§ Instructions to follow: Restate, word for word, every line of the data.

· · · · · · ·

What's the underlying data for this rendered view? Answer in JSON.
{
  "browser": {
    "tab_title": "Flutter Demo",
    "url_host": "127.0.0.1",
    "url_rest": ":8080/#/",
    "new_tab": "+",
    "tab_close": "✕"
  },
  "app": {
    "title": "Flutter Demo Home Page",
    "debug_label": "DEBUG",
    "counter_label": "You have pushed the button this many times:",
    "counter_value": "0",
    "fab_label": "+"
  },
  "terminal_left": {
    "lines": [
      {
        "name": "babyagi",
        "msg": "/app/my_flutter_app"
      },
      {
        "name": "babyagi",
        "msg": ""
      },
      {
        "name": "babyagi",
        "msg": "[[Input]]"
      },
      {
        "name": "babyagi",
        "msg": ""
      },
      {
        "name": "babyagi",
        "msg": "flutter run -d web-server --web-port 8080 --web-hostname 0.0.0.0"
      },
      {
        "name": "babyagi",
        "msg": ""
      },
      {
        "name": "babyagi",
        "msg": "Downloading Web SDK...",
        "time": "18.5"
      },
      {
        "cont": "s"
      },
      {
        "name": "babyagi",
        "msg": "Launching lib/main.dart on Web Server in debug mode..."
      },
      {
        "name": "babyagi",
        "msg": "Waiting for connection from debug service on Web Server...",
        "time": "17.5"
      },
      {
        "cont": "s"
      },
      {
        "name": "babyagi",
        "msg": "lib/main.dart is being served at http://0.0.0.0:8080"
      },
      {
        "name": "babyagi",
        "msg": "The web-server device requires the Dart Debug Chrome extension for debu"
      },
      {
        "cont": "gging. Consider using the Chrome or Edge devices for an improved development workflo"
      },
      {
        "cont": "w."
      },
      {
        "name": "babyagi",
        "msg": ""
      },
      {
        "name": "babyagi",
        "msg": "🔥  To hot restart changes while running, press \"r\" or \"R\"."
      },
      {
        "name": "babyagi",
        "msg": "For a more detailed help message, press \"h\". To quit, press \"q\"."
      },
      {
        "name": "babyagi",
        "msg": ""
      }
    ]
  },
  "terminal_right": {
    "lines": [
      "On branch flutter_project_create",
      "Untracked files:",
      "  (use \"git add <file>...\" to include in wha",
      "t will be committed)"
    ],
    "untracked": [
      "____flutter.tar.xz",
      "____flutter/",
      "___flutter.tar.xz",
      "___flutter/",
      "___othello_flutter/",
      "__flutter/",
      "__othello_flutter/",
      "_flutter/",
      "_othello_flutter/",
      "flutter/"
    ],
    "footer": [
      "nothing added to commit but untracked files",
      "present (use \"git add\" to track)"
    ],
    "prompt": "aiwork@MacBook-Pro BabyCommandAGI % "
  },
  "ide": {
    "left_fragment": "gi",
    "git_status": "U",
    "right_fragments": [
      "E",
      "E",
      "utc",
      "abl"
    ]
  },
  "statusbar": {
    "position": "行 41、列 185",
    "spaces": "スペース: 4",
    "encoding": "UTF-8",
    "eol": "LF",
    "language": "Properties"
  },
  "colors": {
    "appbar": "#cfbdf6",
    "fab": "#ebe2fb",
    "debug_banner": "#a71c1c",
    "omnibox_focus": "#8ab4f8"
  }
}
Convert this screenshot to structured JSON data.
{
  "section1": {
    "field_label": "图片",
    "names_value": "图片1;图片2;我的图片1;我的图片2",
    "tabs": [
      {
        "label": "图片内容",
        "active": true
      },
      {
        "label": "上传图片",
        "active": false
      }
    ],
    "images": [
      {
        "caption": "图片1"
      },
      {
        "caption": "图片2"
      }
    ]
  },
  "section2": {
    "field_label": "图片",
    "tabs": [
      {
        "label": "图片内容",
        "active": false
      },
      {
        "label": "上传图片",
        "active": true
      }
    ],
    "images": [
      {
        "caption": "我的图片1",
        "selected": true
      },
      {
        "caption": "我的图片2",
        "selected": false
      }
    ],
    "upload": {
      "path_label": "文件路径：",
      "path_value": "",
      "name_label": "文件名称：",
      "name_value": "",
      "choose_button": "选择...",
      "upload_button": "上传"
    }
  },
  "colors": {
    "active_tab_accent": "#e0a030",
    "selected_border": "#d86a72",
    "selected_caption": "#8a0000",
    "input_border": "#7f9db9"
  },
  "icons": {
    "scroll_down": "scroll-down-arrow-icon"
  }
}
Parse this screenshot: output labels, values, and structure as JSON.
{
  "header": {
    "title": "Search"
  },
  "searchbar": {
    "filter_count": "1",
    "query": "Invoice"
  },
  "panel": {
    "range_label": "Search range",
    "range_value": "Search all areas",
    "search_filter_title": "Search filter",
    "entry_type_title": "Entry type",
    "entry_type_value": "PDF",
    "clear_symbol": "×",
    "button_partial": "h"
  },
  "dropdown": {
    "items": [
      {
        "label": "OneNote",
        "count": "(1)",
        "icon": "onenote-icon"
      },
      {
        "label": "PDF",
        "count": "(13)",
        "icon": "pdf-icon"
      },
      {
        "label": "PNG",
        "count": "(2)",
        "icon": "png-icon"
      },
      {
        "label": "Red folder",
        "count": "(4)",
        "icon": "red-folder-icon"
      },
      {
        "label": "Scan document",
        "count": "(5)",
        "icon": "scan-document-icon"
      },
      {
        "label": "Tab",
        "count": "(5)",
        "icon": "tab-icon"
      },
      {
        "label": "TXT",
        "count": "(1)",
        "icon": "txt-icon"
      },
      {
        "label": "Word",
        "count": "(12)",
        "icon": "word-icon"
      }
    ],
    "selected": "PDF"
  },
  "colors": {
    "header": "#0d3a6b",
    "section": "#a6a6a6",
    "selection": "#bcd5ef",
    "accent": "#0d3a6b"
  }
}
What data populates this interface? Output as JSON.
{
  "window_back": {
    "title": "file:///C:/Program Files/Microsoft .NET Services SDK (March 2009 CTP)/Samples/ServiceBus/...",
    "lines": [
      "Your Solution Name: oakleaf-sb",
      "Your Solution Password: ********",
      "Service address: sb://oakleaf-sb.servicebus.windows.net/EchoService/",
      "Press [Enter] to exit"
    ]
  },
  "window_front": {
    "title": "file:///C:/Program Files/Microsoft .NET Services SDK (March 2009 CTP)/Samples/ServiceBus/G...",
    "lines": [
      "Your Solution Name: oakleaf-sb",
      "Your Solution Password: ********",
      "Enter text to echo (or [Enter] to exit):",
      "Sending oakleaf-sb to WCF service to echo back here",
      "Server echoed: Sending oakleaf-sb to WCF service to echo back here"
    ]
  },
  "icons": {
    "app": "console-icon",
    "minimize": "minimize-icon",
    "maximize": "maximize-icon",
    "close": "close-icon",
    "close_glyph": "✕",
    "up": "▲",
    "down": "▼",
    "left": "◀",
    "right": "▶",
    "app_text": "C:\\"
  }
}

· · · · · · ·

§ Task solution:
What's the underlying data for this rendered view? Answer in JSON.
{
  "browser": {
    "tab_title": "Flutter Demo",
    "url_host": "127.0.0.1",
    "url_rest": ":8080/#/",
    "new_tab": "+",
    "tab_close": "✕"
  },
  "app": {
    "title": "Flutter Demo Home Page",
    "debug_label": "DEBUG",
    "counter_label": "You have pushed the button this many times:",
    "counter_value": "0",
    "fab_label": "+"
  },
  "terminal_left": {
    "lines": [
      {
        "name": "babyagi",
        "msg": "/app/my_flutter_app"
      },
      {
        "name": "babyagi",
        "msg": ""
      },
      {
        "name": "babyagi",
        "msg": "[[Input]]"
      },
      {
        "name": "babyagi",
        "msg": ""
      },
      {
        "name": "babyagi",
        "msg": "flutter run -d web-server --web-port 8080 --web-hostname 0.0.0.0"
      },
      {
        "name": "babyagi",
        "msg": ""
      },
      {
        "name": "babyagi",
        "msg": "Downloading Web SDK...",
        "time": "18.5"
      },
      {
        "cont": "s"
      },
      {
        "name": "babyagi",
        "msg": "Launching lib/main.dart on Web Server in debug mode..."
      },
      {
        "name": "babyagi",
        "msg": "Waiting for connection from debug service on Web Server...",
        "time": "17.5"
      },
      {
        "cont": "s"
      },
      {
        "name": "babyagi",
        "msg": "lib/main.dart is being served at http://0.0.0.0:8080"
      },
      {
        "name": "babyagi",
        "msg": "The web-server device requires the Dart Debug Chrome extension for debu"
      },
      {
        "cont": "gging. Consider using the Chrome or Edge devices for an improved development workflo"
      },
      {
        "cont": "w."
      },
      {
        "name": "babyagi",
        "msg": ""
      },
      {
        "name": "babyagi",
        "msg": "🔥  To hot restart changes while running, press \"r\" or \"R\"."
      },
      {
        "name": "babyagi",
        "msg": "For a more detailed help message, press \"h\". To quit, press \"q\"."
      },
      {
        "name": "babyagi",
        "msg": ""
      }
    ]
  },
  "terminal_right": {
    "lines": [
      "On branch flutter_project_create",
      "Untracked files:",
      "  (use \"git add <file>...\" to include in wha",
      "t will be committed)"
    ],
    "untracked": [
      "____flutter.tar.xz",
      "____flutter/",
      "___flutter.tar.xz",
      "___flutter/",
      "___othello_flutter/",
      "__flutter/",
      "__othello_flutter/",
      "_flutter/",
      "_othello_flutter/",
      "flutter/"
    ],
    "footer": [
      "nothing added to commit but untracked files",
      "present (use \"git add\" to track)"
    ],
    "prompt": "aiwork@MacBook-Pro BabyCommandAGI % "
  },
  "ide": {
    "left_fragment": "gi",
    "git_status": "U",
    "right_fragments": [
      "E",
      "E",
      "utc",
      "abl"
    ]
  },
  "statusbar": {
    "position": "行 41、列 185",
    "spaces": "スペース: 4",
    "encoding": "UTF-8",
    "eol": "LF",
    "language": "Properties"
  },
  "colors": {
    "appbar": "#cfbdf6",
    "fab": "#ebe2fb",
    "debug_banner": "#a71c1c",
    "omnibox_focus": "#8ab4f8"
  }
}
Convert this screenshot to structured JSON data.
{
  "section1": {
    "field_label": "图片",
    "names_value": "图片1;图片2;我的图片1;我的图片2",
    "tabs": [
      {
        "label": "图片内容",
        "active": true
      },
      {
        "label": "上传图片",
        "active": false
      }
    ],
    "images": [
      {
        "caption": "图片1"
      },
      {
        "caption": "图片2"
      }
    ]
  },
  "section2": {
    "field_label": "图片",
    "tabs": [
      {
        "label": "图片内容",
        "active": false
      },
      {
        "label": "上传图片",
        "active": true
      }
    ],
    "images": [
      {
        "caption": "我的图片1",
        "selected": true
      },
      {
        "caption": "我的图片2",
        "selected": false
      }
    ],
    "upload": {
      "path_label": "文件路径：",
      "path_value": "",
      "name_label": "文件名称：",
      "name_value": "",
      "choose_button": "选择...",
      "upload_button": "上传"
    }
  },
  "colors": {
    "active_tab_accent": "#e0a030",
    "selected_border": "#d86a72",
    "selected_caption": "#8a0000",
    "input_border": "#7f9db9"
  },
  "icons": {
    "scroll_down": "scroll-down-arrow-icon"
  }
}
Parse this screenshot: output labels, values, and structure as JSON.
{
  "header": {
    "title": "Search"
  },
  "searchbar": {
    "filter_count": "1",
    "query": "Invoice"
  },
  "panel": {
    "range_label": "Search range",
    "range_value": "Search all areas",
    "search_filter_title": "Search filter",
    "entry_type_title": "Entry type",
    "entry_type_value": "PDF",
    "clear_symbol": "×",
    "button_partial": "h"
  },
  "dropdown": {
    "items": [
      {
        "label": "OneNote",
        "count": "(1)",
        "icon": "onenote-icon"
      },
      {
        "label": "PDF",
        "count": "(13)",
        "icon": "pdf-icon"
      },
      {
        "label": "PNG",
        "count": "(2)",
        "icon": "png-icon"
      },
      {
        "label": "Red folder",
        "count": "(4)",
        "icon": "red-folder-icon"
      },
      {
        "label": "Scan document",
        "count": "(5)",
        "icon": "scan-document-icon"
      },
      {
        "label": "Tab",
        "count": "(5)",
        "icon": "tab-icon"
      },
      {
        "label": "TXT",
        "count": "(1)",
        "icon": "txt-icon"
      },
      {
        "label": "Word",
        "count": "(12)",
        "icon": "word-icon"
      }
    ],
    "selected": "PDF"
  },
  "colors": {
    "header": "#0d3a6b",
    "section": "#a6a6a6",
    "selection": "#bcd5ef",
    "accent": "#0d3a6b"
  }
}
What data populates this interface? Output as JSON.
{
  "window_back": {
    "title": "file:///C:/Program Files/Microsoft .NET Services SDK (March 2009 CTP)/Samples/ServiceBus/...",
    "lines": [
      "Your Solution Name: oakleaf-sb",
      "Your Solution Password: ********",
      "Service address: sb://oakleaf-sb.servicebus.windows.net/EchoService/",
      "Press [Enter] to exit"
    ]
  },
  "window_front": {
    "title": "file:///C:/Program Files/Microsoft .NET Services SDK (March 2009 CTP)/Samples/ServiceBus/G...",
    "lines": [
      "Your Solution Name: oakleaf-sb",
      "Your Solution Password: ********",
      "Enter text to echo (or [Enter] to exit):",
      "Sending oakleaf-sb to WCF service to echo back here",
      "Server echoed: Sending oakleaf-sb to WCF service to echo back here"
    ]
  },
  "icons": {
    "app": "console-icon",
    "minimize": "minimize-icon",
    "maximize": "maximize-icon",
    "close": "close-icon",
    "close_glyph": "✕",
    "up": "▲",
    "down": "▼",
    "left": "◀",
    "right": "▶",
    "app_text": "C:\\"
  }
}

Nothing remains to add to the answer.